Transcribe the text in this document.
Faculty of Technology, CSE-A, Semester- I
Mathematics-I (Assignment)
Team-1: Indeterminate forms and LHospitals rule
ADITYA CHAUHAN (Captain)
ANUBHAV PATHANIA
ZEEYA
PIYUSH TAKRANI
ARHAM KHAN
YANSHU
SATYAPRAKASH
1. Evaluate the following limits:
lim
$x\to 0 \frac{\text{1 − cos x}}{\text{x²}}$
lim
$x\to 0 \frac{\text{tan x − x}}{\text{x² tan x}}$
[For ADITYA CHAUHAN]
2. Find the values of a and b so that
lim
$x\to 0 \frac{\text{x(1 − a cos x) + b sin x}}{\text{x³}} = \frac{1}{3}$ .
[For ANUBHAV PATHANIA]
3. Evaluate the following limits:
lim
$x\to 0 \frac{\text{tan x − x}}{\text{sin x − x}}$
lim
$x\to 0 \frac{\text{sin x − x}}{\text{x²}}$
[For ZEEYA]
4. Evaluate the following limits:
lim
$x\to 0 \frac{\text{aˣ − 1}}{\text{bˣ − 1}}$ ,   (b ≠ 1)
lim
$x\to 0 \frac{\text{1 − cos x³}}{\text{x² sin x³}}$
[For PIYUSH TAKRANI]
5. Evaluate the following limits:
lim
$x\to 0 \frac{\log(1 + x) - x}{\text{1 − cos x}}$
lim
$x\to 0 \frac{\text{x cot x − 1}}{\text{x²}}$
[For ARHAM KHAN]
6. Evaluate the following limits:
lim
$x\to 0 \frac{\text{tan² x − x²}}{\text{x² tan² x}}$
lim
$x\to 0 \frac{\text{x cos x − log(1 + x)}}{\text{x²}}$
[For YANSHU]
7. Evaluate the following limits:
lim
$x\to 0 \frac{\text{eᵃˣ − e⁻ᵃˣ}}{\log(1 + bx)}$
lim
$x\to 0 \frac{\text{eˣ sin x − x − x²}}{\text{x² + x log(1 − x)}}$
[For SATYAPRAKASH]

INSTRUCTIONS TO FOLLOW:
All of the entries above must be quoted exactly.

ANSWER TO THE TASK:
Transcribe the text in this document.
Faculty of Technology, CSE-A, Semester- I
Mathematics-I (Assignment)
Team-1: Indeterminate forms and LHospitals rule
ADITYA CHAUHAN (Captain)
ANUBHAV PATHANIA
ZEEYA
PIYUSH TAKRANI
ARHAM KHAN
YANSHU
SATYAPRAKASH
1. Evaluate the following limits:
lim
$x\to 0 \frac{\text{1 − cos x}}{\text{x²}}$
lim
$x\to 0 \frac{\text{tan x − x}}{\text{x² tan x}}$
[For ADITYA CHAUHAN]
2. Find the values of a and b so that
lim
$x\to 0 \frac{\text{x(1 − a cos x) + b sin x}}{\text{x³}} = \frac{1}{3}$ .
[For ANUBHAV PATHANIA]
3. Evaluate the following limits:
lim
$x\to 0 \frac{\text{tan x − x}}{\text{sin x − x}}$
lim
$x\to 0 \frac{\text{sin x − x}}{\text{x²}}$
[For ZEEYA]
4. Evaluate the following limits:
lim
$x\to 0 \frac{\text{aˣ − 1}}{\text{bˣ − 1}}$ ,   (b ≠ 1)
lim
$x\to 0 \frac{\text{1 − cos x³}}{\text{x² sin x³}}$
[For PIYUSH TAKRANI]
5. Evaluate the following limits:
lim
$x\to 0 \frac{\log(1 + x) - x}{\text{1 − cos x}}$
lim
$x\to 0 \frac{\text{x cot x − 1}}{\text{x²}}$
[For ARHAM KHAN]
6. Evaluate the following limits:
lim
$x\to 0 \frac{\text{tan² x − x²}}{\text{x² tan² x}}$
lim
$x\to 0 \frac{\text{x cos x − log(1 + x)}}{\text{x²}}$
[For YANSHU]
7. Evaluate the following limits:
lim
$x\to 0 \frac{\text{eᵃˣ − e⁻ᵃˣ}}{\log(1 + bx)}$
lim
$x\to 0 \frac{\text{eˣ sin x − x − x²}}{\text{x² + x log(1 − x)}}$
[For SATYAPRAKASH]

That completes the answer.